Read the records and write them out again exactly.

(Figure contents as structured data)

☆ ☆ ☆ ☆ ☆

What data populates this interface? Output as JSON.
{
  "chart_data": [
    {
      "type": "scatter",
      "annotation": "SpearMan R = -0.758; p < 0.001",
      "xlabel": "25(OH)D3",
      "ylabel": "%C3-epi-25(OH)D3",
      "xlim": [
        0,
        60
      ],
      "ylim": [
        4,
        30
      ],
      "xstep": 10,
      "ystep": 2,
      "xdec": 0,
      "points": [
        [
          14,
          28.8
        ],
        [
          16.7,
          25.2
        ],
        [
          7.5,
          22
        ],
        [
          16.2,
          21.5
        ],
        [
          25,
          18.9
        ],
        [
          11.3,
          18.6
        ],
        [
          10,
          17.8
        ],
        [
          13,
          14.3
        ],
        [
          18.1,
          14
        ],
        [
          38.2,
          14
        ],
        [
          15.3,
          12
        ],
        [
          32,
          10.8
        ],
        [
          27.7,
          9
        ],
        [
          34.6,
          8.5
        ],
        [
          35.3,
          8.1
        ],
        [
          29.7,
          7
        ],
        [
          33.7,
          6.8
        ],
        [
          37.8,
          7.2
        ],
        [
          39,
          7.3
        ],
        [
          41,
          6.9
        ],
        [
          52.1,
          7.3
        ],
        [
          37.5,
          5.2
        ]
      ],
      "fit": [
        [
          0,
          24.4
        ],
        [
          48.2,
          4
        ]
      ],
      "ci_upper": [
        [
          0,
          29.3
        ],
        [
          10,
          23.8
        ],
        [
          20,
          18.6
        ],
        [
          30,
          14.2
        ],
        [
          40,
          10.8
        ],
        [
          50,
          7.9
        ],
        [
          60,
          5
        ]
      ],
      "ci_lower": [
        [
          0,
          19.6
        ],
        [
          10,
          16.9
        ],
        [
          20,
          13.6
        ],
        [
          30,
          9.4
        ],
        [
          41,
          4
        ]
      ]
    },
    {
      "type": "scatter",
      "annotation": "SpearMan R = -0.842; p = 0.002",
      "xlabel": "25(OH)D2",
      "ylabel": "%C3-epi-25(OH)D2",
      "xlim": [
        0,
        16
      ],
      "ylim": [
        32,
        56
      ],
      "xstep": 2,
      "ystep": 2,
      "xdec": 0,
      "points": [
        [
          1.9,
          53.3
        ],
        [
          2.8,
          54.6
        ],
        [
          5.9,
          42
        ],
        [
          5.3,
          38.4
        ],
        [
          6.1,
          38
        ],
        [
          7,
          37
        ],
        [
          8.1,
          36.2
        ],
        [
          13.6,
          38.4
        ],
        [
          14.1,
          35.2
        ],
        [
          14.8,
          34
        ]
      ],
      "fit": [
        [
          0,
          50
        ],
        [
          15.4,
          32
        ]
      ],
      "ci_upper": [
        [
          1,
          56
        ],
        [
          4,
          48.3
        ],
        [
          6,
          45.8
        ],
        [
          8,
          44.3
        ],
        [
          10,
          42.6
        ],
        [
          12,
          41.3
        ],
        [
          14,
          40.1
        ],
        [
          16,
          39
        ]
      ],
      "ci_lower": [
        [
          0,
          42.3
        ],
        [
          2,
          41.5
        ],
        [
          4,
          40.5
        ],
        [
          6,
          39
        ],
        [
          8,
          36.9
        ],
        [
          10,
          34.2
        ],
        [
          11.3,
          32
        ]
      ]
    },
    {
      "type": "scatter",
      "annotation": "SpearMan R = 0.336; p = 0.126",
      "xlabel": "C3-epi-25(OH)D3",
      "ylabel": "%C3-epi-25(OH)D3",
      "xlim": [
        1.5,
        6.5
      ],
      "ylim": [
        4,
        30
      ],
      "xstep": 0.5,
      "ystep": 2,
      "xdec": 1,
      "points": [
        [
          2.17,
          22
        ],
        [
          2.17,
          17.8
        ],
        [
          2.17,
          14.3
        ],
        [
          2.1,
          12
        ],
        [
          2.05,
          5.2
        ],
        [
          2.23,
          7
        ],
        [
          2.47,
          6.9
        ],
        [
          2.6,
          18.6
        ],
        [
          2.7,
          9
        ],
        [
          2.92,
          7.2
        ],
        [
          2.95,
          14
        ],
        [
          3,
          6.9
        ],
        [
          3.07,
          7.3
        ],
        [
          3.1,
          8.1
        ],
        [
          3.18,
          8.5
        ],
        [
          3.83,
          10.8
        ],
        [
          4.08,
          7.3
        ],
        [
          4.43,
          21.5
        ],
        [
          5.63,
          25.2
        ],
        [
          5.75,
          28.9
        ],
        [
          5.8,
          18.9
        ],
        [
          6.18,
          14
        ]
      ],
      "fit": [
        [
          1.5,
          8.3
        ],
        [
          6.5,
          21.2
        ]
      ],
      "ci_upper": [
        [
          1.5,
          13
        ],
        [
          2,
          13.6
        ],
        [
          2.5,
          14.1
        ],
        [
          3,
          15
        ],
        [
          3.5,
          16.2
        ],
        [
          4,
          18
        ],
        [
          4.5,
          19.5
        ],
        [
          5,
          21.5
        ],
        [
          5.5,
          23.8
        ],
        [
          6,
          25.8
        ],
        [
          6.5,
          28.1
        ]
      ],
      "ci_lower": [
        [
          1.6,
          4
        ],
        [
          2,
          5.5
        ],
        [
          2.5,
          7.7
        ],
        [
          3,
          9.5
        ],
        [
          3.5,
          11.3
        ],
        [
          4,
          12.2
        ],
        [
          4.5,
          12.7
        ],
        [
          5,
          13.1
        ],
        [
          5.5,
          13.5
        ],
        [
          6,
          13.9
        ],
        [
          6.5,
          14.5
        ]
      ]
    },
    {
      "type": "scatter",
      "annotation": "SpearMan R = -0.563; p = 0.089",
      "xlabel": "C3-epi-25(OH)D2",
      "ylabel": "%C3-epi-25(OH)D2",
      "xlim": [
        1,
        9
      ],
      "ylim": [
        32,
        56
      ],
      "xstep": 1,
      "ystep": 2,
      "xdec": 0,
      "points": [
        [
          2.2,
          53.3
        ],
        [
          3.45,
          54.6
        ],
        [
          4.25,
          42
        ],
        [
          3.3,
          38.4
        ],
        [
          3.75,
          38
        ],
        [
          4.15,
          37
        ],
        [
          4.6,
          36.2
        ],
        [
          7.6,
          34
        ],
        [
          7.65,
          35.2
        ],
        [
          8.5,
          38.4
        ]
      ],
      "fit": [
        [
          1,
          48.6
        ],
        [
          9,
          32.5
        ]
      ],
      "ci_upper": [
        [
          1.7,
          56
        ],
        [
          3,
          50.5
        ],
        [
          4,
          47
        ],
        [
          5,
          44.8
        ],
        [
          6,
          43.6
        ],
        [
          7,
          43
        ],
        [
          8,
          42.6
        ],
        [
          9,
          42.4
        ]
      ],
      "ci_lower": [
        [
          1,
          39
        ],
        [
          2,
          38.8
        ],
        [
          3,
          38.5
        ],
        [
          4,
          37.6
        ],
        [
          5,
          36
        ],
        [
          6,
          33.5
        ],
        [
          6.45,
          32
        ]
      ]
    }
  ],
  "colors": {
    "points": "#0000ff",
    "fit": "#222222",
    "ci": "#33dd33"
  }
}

☆ ☆ ☆ ☆ ☆

- Exercise solution -
What data populates this interface? Output as JSON.
{
  "chart_data": [
    {
      "type": "scatter",
      "annotation": "SpearMan R = -0.758; p < 0.001",
      "xlabel": "25(OH)D3",
      "ylabel": "%C3-epi-25(OH)D3",
      "xlim": [
        0,
        60
      ],
      "ylim": [
        4,
        30
      ],
      "xstep": 10,
      "ystep": 2,
      "xdec": 0,
      "points": [
        [
          14,
          28.8
        ],
        [
          16.7,
          25.2
        ],
        [
          7.5,
          22
        ],
        [
          16.2,
          21.5
        ],
        [
          25,
          18.9
        ],
        [
          11.3,
          18.6
        ],
        [
          10,
          17.8
        ],
        [
          13,
          14.3
        ],
        [
          18.1,
          14
        ],
        [
          38.2,
          14
        ],
        [
          15.3,
          12
        ],
        [
          32,
          10.8
        ],
        [
          27.7,
          9
        ],
        [
          34.6,
          8.5
        ],
        [
          35.3,
          8.1
        ],
        [
          29.7,
          7
        ],
        [
          33.7,
          6.8
        ],
        [
          37.8,
          7.2
        ],
        [
          39,
          7.3
        ],
        [
          41,
          6.9
        ],
        [
          52.1,
          7.3
        ],
        [
          37.5,
          5.2
        ]
      ],
      "fit": [
        [
          0,
          24.4
        ],
        [
          48.2,
          4
        ]
      ],
      "ci_upper": [
        [
          0,
          29.3
        ],
        [
          10,
          23.8
        ],
        [
          20,
          18.6
        ],
        [
          30,
          14.2
        ],
        [
          40,
          10.8
        ],
        [
          50,
          7.9
        ],
        [
          60,
          5
        ]
      ],
      "ci_lower": [
        [
          0,
          19.6
        ],
        [
          10,
          16.9
        ],
        [
          20,
          13.6
        ],
        [
          30,
          9.4
        ],
        [
          41,
          4
        ]
      ]
    },
    {
      "type": "scatter",
      "annotation": "SpearMan R = -0.842; p = 0.002",
      "xlabel": "25(OH)D2",
      "ylabel": "%C3-epi-25(OH)D2",
      "xlim": [
        0,
        16
      ],
      "ylim": [
        32,
        56
      ],
      "xstep": 2,
      "ystep": 2,
      "xdec": 0,
      "points": [
        [
          1.9,
          53.3
        ],
        [
          2.8,
          54.6
        ],
        [
          5.9,
          42
        ],
        [
          5.3,
          38.4
        ],
        [
          6.1,
          38
        ],
        [
          7,
          37
        ],
        [
          8.1,
          36.2
        ],
        [
          13.6,
          38.4
        ],
        [
          14.1,
          35.2
        ],
        [
          14.8,
          34
        ]
      ],
      "fit": [
        [
          0,
          50
        ],
        [
          15.4,
          32
        ]
      ],
      "ci_upper": [
        [
          1,
          56
        ],
        [
          4,
          48.3
        ],
        [
          6,
          45.8
        ],
        [
          8,
          44.3
        ],
        [
          10,
          42.6
        ],
        [
          12,
          41.3
        ],
        [
          14,
          40.1
        ],
        [
          16,
          39
        ]
      ],
      "ci_lower": [
        [
          0,
          42.3
        ],
        [
          2,
          41.5
        ],
        [
          4,
          40.5
        ],
        [
          6,
          39
        ],
        [
          8,
          36.9
        ],
        [
          10,
          34.2
        ],
        [
          11.3,
          32
        ]
      ]
    },
    {
      "type": "scatter",
      "annotation": "SpearMan R = 0.336; p = 0.126",
      "xlabel": "C3-epi-25(OH)D3",
      "ylabel": "%C3-epi-25(OH)D3",
      "xlim": [
        1.5,
        6.5
      ],
      "ylim": [
        4,
        30
      ],
      "xstep": 0.5,
      "ystep": 2,
      "xdec": 1,
      "points": [
        [
          2.17,
          22
        ],
        [
          2.17,
          17.8
        ],
        [
          2.17,
          14.3
        ],
        [
          2.1,
          12
        ],
        [
          2.05,
          5.2
        ],
        [
          2.23,
          7
        ],
        [
          2.47,
          6.9
        ],
        [
          2.6,
          18.6
        ],
        [
          2.7,
          9
        ],
        [
          2.92,
          7.2
        ],
        [
          2.95,
          14
        ],
        [
          3,
          6.9
        ],
        [
          3.07,
          7.3
        ],
        [
          3.1,
          8.1
        ],
        [
          3.18,
          8.5
        ],
        [
          3.83,
          10.8
        ],
        [
          4.08,
          7.3
        ],
        [
          4.43,
          21.5
        ],
        [
          5.63,
          25.2
        ],
        [
          5.75,
          28.9
        ],
        [
          5.8,
          18.9
        ],
        [
          6.18,
          14
        ]
      ],
      "fit": [
        [
          1.5,
          8.3
        ],
        [
          6.5,
          21.2
        ]
      ],
      "ci_upper": [
        [
          1.5,
          13
        ],
        [
          2,
          13.6
        ],
        [
          2.5,
          14.1
        ],
        [
          3,
          15
        ],
        [
          3.5,
          16.2
        ],
        [
          4,
          18
        ],
        [
          4.5,
          19.5
        ],
        [
          5,
          21.5
        ],
        [
          5.5,
          23.8
        ],
        [
          6,
          25.8
        ],
        [
          6.5,
          28.1
        ]
      ],
      "ci_lower": [
        [
          1.6,
          4
        ],
        [
          2,
          5.5
        ],
        [
          2.5,
          7.7
        ],
        [
          3,
          9.5
        ],
        [
          3.5,
          11.3
        ],
        [
          4,
          12.2
        ],
        [
          4.5,
          12.7
        ],
        [
          5,
          13.1
        ],
        [
          5.5,
          13.5
        ],
        [
          6,
          13.9
        ],
        [
          6.5,
          14.5
        ]
      ]
    },
    {
      "type": "scatter",
      "annotation": "SpearMan R = -0.563; p = 0.089",
      "xlabel": "C3-epi-25(OH)D2",
      "ylabel": "%C3-epi-25(OH)D2",
      "xlim": [
        1,
        9
      ],
      "ylim": [
        32,
        56
      ],
      "xstep": 1,
      "ystep": 2,
      "xdec": 0,
      "points": [
        [
          2.2,
          53.3
        ],
        [
          3.45,
          54.6
        ],
        [
          4.25,
          42
        ],
        [
          3.3,
          38.4
        ],
        [
          3.75,
          38
        ],
        [
          4.15,
          37
        ],
        [
          4.6,
          36.2
        ],
        [
          7.6,
          34
        ],
        [
          7.65,
          35.2
        ],
        [
          8.5,
          38.4
        ]
      ],
      "fit": [
        [
          1,
          48.6
        ],
        [
          9,
          32.5
        ]
      ],
      "ci_upper": [
        [
          1.7,
          56
        ],
        [
          3,
          50.5
        ],
        [
          4,
          47
        ],
        [
          5,
          44.8
        ],
        [
          6,
          43.6
        ],
        [
          7,
          43
        ],
        [
          8,
          42.6
        ],
        [
          9,
          42.4
        ]
      ],
      "ci_lower": [
        [
          1,
          39
        ],
        [
          2,
          38.8
        ],
        [
          3,
          38.5
        ],
        [
          4,
          37.6
        ],
        [
          5,
          36
        ],
        [
          6,
          33.5
        ],
        [
          6.45,
          32
        ]
      ]
    }
  ],
  "colors": {
    "points": "#0000ff",
    "fit": "#222222",
    "ci": "#33dd33"
  }
}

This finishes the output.